Exercise aim: Look through the records below, count the lines with the word "업데이트", and reply with only the number.

Available data:
(begin)

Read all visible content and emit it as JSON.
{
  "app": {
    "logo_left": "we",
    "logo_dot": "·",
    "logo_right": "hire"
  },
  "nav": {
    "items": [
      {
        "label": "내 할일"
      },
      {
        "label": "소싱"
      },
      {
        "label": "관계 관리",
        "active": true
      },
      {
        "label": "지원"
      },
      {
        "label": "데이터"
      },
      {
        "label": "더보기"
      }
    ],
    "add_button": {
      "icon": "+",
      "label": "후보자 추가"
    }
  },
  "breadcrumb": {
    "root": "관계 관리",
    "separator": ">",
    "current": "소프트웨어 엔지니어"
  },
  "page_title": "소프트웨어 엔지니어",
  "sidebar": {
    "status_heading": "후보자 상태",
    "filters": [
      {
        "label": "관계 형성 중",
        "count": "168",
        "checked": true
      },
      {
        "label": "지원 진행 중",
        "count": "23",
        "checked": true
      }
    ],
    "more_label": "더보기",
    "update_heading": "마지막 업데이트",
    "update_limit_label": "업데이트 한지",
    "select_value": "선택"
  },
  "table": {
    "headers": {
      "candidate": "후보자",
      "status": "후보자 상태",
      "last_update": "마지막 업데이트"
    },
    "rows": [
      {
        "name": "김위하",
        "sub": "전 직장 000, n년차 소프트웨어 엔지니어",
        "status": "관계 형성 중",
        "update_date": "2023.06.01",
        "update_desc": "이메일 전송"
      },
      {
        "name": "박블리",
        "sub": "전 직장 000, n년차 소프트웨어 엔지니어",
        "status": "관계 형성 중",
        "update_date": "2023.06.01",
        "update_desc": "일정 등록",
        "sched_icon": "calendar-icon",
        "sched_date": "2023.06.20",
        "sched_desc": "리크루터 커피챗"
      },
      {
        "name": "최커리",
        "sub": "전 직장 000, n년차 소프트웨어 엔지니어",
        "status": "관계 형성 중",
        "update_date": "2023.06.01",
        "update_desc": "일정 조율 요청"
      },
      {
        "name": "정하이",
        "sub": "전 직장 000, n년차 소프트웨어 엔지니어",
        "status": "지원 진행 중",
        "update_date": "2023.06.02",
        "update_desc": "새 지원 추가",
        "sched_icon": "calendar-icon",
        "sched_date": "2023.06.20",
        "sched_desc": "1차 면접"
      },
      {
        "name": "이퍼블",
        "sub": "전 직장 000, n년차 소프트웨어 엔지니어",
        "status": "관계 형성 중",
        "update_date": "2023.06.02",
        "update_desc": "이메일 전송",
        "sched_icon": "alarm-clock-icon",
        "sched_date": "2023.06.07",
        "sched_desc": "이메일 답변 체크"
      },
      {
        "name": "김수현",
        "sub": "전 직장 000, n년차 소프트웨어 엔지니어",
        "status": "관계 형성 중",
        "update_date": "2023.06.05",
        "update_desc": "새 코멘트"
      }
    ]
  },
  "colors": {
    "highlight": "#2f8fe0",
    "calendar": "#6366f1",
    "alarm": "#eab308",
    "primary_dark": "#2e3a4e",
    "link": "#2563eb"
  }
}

(end)

Written solution: 3